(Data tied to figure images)
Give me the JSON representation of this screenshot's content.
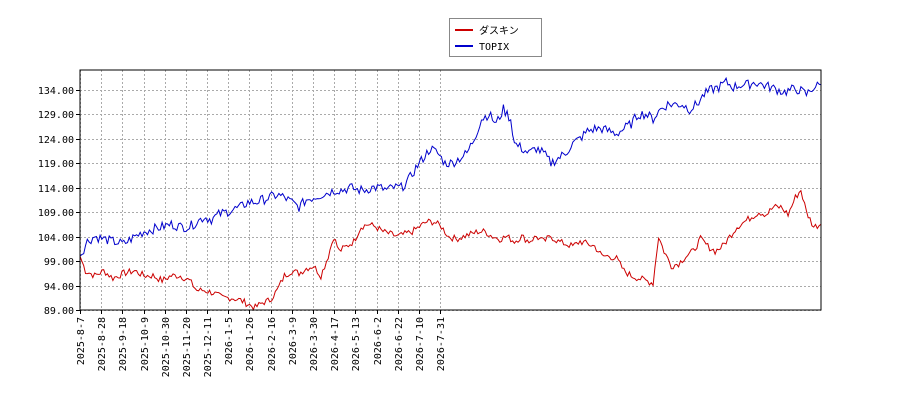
{
  "chart_data": {
    "type": "line",
    "x_ticks": [
      "2025-8-7",
      "2025-8-28",
      "2025-9-18",
      "2025-10-9",
      "2025-10-30",
      "2025-11-20",
      "2025-12-11",
      "2026-1-5",
      "2026-1-26",
      "2026-2-16",
      "2026-3-9",
      "2026-3-30",
      "2026-4-17",
      "2026-5-13",
      "2026-6-2",
      "2026-6-22",
      "2026-7-10",
      "2026-7-31"
    ],
    "y_ticks": [
      "89.00",
      "94.00",
      "99.00",
      "104.00",
      "109.00",
      "114.00",
      "119.00",
      "124.00",
      "129.00",
      "134.00"
    ],
    "ylim": [
      89,
      138
    ],
    "grid": true,
    "legend_position": "top-center",
    "series": [
      {
        "name": "ダスキン",
        "color": "#cc0000",
        "points": [
          [
            0,
            100
          ],
          [
            3,
            97
          ],
          [
            8,
            96
          ],
          [
            13,
            97
          ],
          [
            18,
            95.5
          ],
          [
            24,
            96.5
          ],
          [
            30,
            97
          ],
          [
            35,
            96
          ],
          [
            40,
            96
          ],
          [
            45,
            95
          ],
          [
            50,
            96
          ],
          [
            55,
            96
          ],
          [
            60,
            95
          ],
          [
            64,
            93
          ],
          [
            68,
            93
          ],
          [
            73,
            92.5
          ],
          [
            78,
            91.5
          ],
          [
            83,
            91.5
          ],
          [
            88,
            91
          ],
          [
            93,
            90
          ],
          [
            96,
            89.5
          ],
          [
            100,
            90.5
          ],
          [
            104,
            91
          ],
          [
            108,
            93
          ],
          [
            112,
            96
          ],
          [
            116,
            97
          ],
          [
            120,
            96.5
          ],
          [
            124,
            97.5
          ],
          [
            128,
            98
          ],
          [
            132,
            96
          ],
          [
            136,
            100
          ],
          [
            139,
            104
          ],
          [
            142,
            101
          ],
          [
            146,
            102
          ],
          [
            150,
            103
          ],
          [
            154,
            106
          ],
          [
            158,
            106.5
          ],
          [
            162,
            106
          ],
          [
            166,
            105
          ],
          [
            170,
            104.5
          ],
          [
            174,
            104
          ],
          [
            178,
            104.5
          ],
          [
            182,
            105
          ],
          [
            186,
            106
          ],
          [
            190,
            107
          ],
          [
            194,
            107
          ],
          [
            198,
            106
          ],
          [
            202,
            104
          ],
          [
            206,
            103.5
          ],
          [
            210,
            104
          ],
          [
            214,
            104.5
          ],
          [
            218,
            105
          ],
          [
            222,
            105
          ],
          [
            226,
            104
          ],
          [
            230,
            103.5
          ],
          [
            234,
            104
          ],
          [
            238,
            103
          ],
          [
            242,
            104
          ],
          [
            246,
            103
          ],
          [
            250,
            104
          ],
          [
            254,
            103
          ],
          [
            258,
            104
          ],
          [
            262,
            103
          ],
          [
            266,
            102.5
          ],
          [
            270,
            102
          ],
          [
            274,
            103
          ],
          [
            278,
            102.5
          ],
          [
            282,
            102
          ],
          [
            286,
            100
          ],
          [
            290,
            100
          ],
          [
            294,
            99.5
          ],
          [
            298,
            97
          ],
          [
            302,
            96
          ],
          [
            306,
            95.5
          ],
          [
            310,
            95
          ],
          [
            314,
            94.5
          ],
          [
            317,
            104
          ],
          [
            320,
            101
          ],
          [
            324,
            98
          ],
          [
            328,
            98.5
          ],
          [
            332,
            100
          ],
          [
            336,
            101
          ],
          [
            340,
            103.5
          ],
          [
            344,
            102
          ],
          [
            348,
            101
          ],
          [
            352,
            102
          ],
          [
            356,
            104
          ],
          [
            360,
            106
          ],
          [
            364,
            107
          ],
          [
            368,
            108
          ],
          [
            372,
            109
          ],
          [
            376,
            108.5
          ],
          [
            380,
            110
          ],
          [
            384,
            110
          ],
          [
            388,
            108.5
          ],
          [
            392,
            112
          ],
          [
            395,
            113.5
          ],
          [
            398,
            109
          ],
          [
            402,
            106
          ],
          [
            406,
            106.5
          ]
        ]
      },
      {
        "name": "TOPIX",
        "color": "#0000cc",
        "points": [
          [
            0,
            100
          ],
          [
            4,
            103
          ],
          [
            8,
            104
          ],
          [
            13,
            103.5
          ],
          [
            18,
            103
          ],
          [
            24,
            102.5
          ],
          [
            30,
            104
          ],
          [
            35,
            105
          ],
          [
            40,
            105.5
          ],
          [
            45,
            106
          ],
          [
            50,
            106.5
          ],
          [
            55,
            106
          ],
          [
            60,
            106
          ],
          [
            64,
            107
          ],
          [
            68,
            108
          ],
          [
            72,
            107.5
          ],
          [
            76,
            108.5
          ],
          [
            80,
            109
          ],
          [
            84,
            109.5
          ],
          [
            88,
            110
          ],
          [
            92,
            111
          ],
          [
            96,
            111
          ],
          [
            100,
            111.5
          ],
          [
            104,
            112
          ],
          [
            108,
            112.5
          ],
          [
            112,
            112
          ],
          [
            116,
            111
          ],
          [
            120,
            110
          ],
          [
            124,
            111.5
          ],
          [
            128,
            112
          ],
          [
            132,
            112.5
          ],
          [
            136,
            113
          ],
          [
            140,
            113.5
          ],
          [
            144,
            113.5
          ],
          [
            148,
            114
          ],
          [
            152,
            113.5
          ],
          [
            156,
            113.5
          ],
          [
            160,
            114
          ],
          [
            164,
            114
          ],
          [
            168,
            113.5
          ],
          [
            172,
            114
          ],
          [
            176,
            114
          ],
          [
            180,
            115.5
          ],
          [
            184,
            118
          ],
          [
            188,
            120
          ],
          [
            192,
            122
          ],
          [
            196,
            121
          ],
          [
            200,
            119
          ],
          [
            204,
            119
          ],
          [
            208,
            120
          ],
          [
            212,
            121
          ],
          [
            216,
            124
          ],
          [
            220,
            128
          ],
          [
            224,
            129
          ],
          [
            228,
            127
          ],
          [
            232,
            130
          ],
          [
            236,
            128
          ],
          [
            238,
            123
          ],
          [
            242,
            122
          ],
          [
            246,
            121
          ],
          [
            250,
            122
          ],
          [
            254,
            121
          ],
          [
            258,
            119
          ],
          [
            262,
            120
          ],
          [
            266,
            121
          ],
          [
            270,
            123
          ],
          [
            274,
            124
          ],
          [
            278,
            125.5
          ],
          [
            282,
            126
          ],
          [
            286,
            126
          ],
          [
            290,
            125.5
          ],
          [
            294,
            125
          ],
          [
            298,
            126
          ],
          [
            302,
            127
          ],
          [
            306,
            129
          ],
          [
            310,
            129
          ],
          [
            314,
            128
          ],
          [
            318,
            130
          ],
          [
            322,
            131
          ],
          [
            326,
            131
          ],
          [
            330,
            131
          ],
          [
            334,
            130
          ],
          [
            338,
            131
          ],
          [
            342,
            133
          ],
          [
            346,
            134
          ],
          [
            350,
            134.5
          ],
          [
            354,
            135.5
          ],
          [
            358,
            134.5
          ],
          [
            362,
            135
          ],
          [
            366,
            135
          ],
          [
            370,
            135.5
          ],
          [
            374,
            135
          ],
          [
            378,
            134.5
          ],
          [
            382,
            134
          ],
          [
            386,
            133.5
          ],
          [
            390,
            134
          ],
          [
            394,
            134
          ],
          [
            398,
            133
          ],
          [
            402,
            134.5
          ],
          [
            406,
            135
          ]
        ]
      }
    ],
    "noise": [
      0.7,
      1.0
    ]
  }
}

§ **REQUIREMENTS**
From the material above, copy everything exactly but the pictures.

§ **ANSWER FOR THIS EXERCISE**
Give me the JSON representation of this screenshot's content.
{
  "chart_data": {
    "type": "line",
    "x_ticks": [
      "2025-8-7",
      "2025-8-28",
      "2025-9-18",
      "2025-10-9",
      "2025-10-30",
      "2025-11-20",
      "2025-12-11",
      "2026-1-5",
      "2026-1-26",
      "2026-2-16",
      "2026-3-9",
      "2026-3-30",
      "2026-4-17",
      "2026-5-13",
      "2026-6-2",
      "2026-6-22",
      "2026-7-10",
      "2026-7-31"
    ],
    "y_ticks": [
      "89.00",
      "94.00",
      "99.00",
      "104.00",
      "109.00",
      "114.00",
      "119.00",
      "124.00",
      "129.00",
      "134.00"
    ],
    "ylim": [
      89,
      138
    ],
    "grid": true,
    "legend_position": "top-center",
    "series": [
      {
        "name": "ダスキン",
        "color": "#cc0000",
        "points": [
          [
            0,
            100
          ],
          [
            3,
            97
          ],
          [
            8,
            96
          ],
          [
            13,
            97
          ],
          [
            18,
            95.5
          ],
          [
            24,
            96.5
          ],
          [
            30,
            97
          ],
          [
            35,
            96
          ],
          [
            40,
            96
          ],
          [
            45,
            95
          ],
          [
            50,
            96
          ],
          [
            55,
            96
          ],
          [
            60,
            95
          ],
          [
            64,
            93
          ],
          [
            68,
            93
          ],
          [
            73,
            92.5
          ],
          [
            78,
            91.5
          ],
          [
            83,
            91.5
          ],
          [
            88,
            91
          ],
          [
            93,
            90
          ],
          [
            96,
            89.5
          ],
          [
            100,
            90.5
          ],
          [
            104,
            91
          ],
          [
            108,
            93
          ],
          [
            112,
            96
          ],
          [
            116,
            97
          ],
          [
            120,
            96.5
          ],
          [
            124,
            97.5
          ],
          [
            128,
            98
          ],
          [
            132,
            96
          ],
          [
            136,
            100
          ],
          [
            139,
            104
          ],
          [
            142,
            101
          ],
          [
            146,
            102
          ],
          [
            150,
            103
          ],
          [
            154,
            106
          ],
          [
            158,
            106.5
          ],
          [
            162,
            106
          ],
          [
            166,
            105
          ],
          [
            170,
            104.5
          ],
          [
            174,
            104
          ],
          [
            178,
            104.5
          ],
          [
            182,
            105
          ],
          [
            186,
            106
          ],
          [
            190,
            107
          ],
          [
            194,
            107
          ],
          [
            198,
            106
          ],
          [
            202,
            104
          ],
          [
            206,
            103.5
          ],
          [
            210,
            104
          ],
          [
            214,
            104.5
          ],
          [
            218,
            105
          ],
          [
            222,
            105
          ],
          [
            226,
            104
          ],
          [
            230,
            103.5
          ],
          [
            234,
            104
          ],
          [
            238,
            103
          ],
          [
            242,
            104
          ],
          [
            246,
            103
          ],
          [
            250,
            104
          ],
          [
            254,
            103
          ],
          [
            258,
            104
          ],
          [
            262,
            103
          ],
          [
            266,
            102.5
          ],
          [
            270,
            102
          ],
          [
            274,
            103
          ],
          [
            278,
            102.5
          ],
          [
            282,
            102
          ],
          [
            286,
            100
          ],
          [
            290,
            100
          ],
          [
            294,
            99.5
          ],
          [
            298,
            97
          ],
          [
            302,
            96
          ],
          [
            306,
            95.5
          ],
          [
            310,
            95
          ],
          [
            314,
            94.5
          ],
          [
            317,
            104
          ],
          [
            320,
            101
          ],
          [
            324,
            98
          ],
          [
            328,
            98.5
          ],
          [
            332,
            100
          ],
          [
            336,
            101
          ],
          [
            340,
            103.5
          ],
          [
            344,
            102
          ],
          [
            348,
            101
          ],
          [
            352,
            102
          ],
          [
            356,
            104
          ],
          [
            360,
            106
          ],
          [
            364,
            107
          ],
          [
            368,
            108
          ],
          [
            372,
            109
          ],
          [
            376,
            108.5
          ],
          [
            380,
            110
          ],
          [
            384,
            110
          ],
          [
            388,
            108.5
          ],
          [
            392,
            112
          ],
          [
            395,
            113.5
          ],
          [
            398,
            109
          ],
          [
            402,
            106
          ],
          [
            406,
            106.5
          ]
        ]
      },
      {
        "name": "TOPIX",
        "color": "#0000cc",
        "points": [
          [
            0,
            100
          ],
          [
            4,
            103
          ],
          [
            8,
            104
          ],
          [
            13,
            103.5
          ],
          [
            18,
            103
          ],
          [
            24,
            102.5
          ],
          [
            30,
            104
          ],
          [
            35,
            105
          ],
          [
            40,
            105.5
          ],
          [
            45,
            106
          ],
          [
            50,
            106.5
          ],
          [
            55,
            106
          ],
          [
            60,
            106
          ],
          [
            64,
            107
          ],
          [
            68,
            108
          ],
          [
            72,
            107.5
          ],
          [
            76,
            108.5
          ],
          [
            80,
            109
          ],
          [
            84,
            109.5
          ],
          [
            88,
            110
          ],
          [
            92,
            111
          ],
          [
            96,
            111
          ],
          [
            100,
            111.5
          ],
          [
            104,
            112
          ],
          [
            108,
            112.5
          ],
          [
            112,
            112
          ],
          [
            116,
            111
          ],
          [
            120,
            110
          ],
          [
            124,
            111.5
          ],
          [
            128,
            112
          ],
          [
            132,
            112.5
          ],
          [
            136,
            113
          ],
          [
            140,
            113.5
          ],
          [
            144,
            113.5
          ],
          [
            148,
            114
          ],
          [
            152,
            113.5
          ],
          [
            156,
            113.5
          ],
          [
            160,
            114
          ],
          [
            164,
            114
          ],
          [
            168,
            113.5
          ],
          [
            172,
            114
          ],
          [
            176,
            114
          ],
          [
            180,
            115.5
          ],
          [
            184,
            118
          ],
          [
            188,
            120
          ],
          [
            192,
            122
          ],
          [
            196,
            121
          ],
          [
            200,
            119
          ],
          [
            204,
            119
          ],
          [
            208,
            120
          ],
          [
            212,
            121
          ],
          [
            216,
            124
          ],
          [
            220,
            128
          ],
          [
            224,
            129
          ],
          [
            228,
            127
          ],
          [
            232,
            130
          ],
          [
            236,
            128
          ],
          [
            238,
            123
          ],
          [
            242,
            122
          ],
          [
            246,
            121
          ],
          [
            250,
            122
          ],
          [
            254,
            121
          ],
          [
            258,
            119
          ],
          [
            262,
            120
          ],
          [
            266,
            121
          ],
          [
            270,
            123
          ],
          [
            274,
            124
          ],
          [
            278,
            125.5
          ],
          [
            282,
            126
          ],
          [
            286,
            126
          ],
          [
            290,
            125.5
          ],
          [
            294,
            125
          ],
          [
            298,
            126
          ],
          [
            302,
            127
          ],
          [
            306,
            129
          ],
          [
            310,
            129
          ],
          [
            314,
            128
          ],
          [
            318,
            130
          ],
          [
            322,
            131
          ],
          [
            326,
            131
          ],
          [
            330,
            131
          ],
          [
            334,
            130
          ],
          [
            338,
            131
          ],
          [
            342,
            133
          ],
          [
            346,
            134
          ],
          [
            350,
            134.5
          ],
          [
            354,
            135.5
          ],
          [
            358,
            134.5
          ],
          [
            362,
            135
          ],
          [
            366,
            135
          ],
          [
            370,
            135.5
          ],
          [
            374,
            135
          ],
          [
            378,
            134.5
          ],
          [
            382,
            134
          ],
          [
            386,
            133.5
          ],
          [
            390,
            134
          ],
          [
            394,
            134
          ],
          [
            398,
            133
          ],
          [
            402,
            134.5
          ],
          [
            406,
            135
          ]
        ]
      }
    ],
    "noise": [
      0.7,
      1.0
    ]
  }
}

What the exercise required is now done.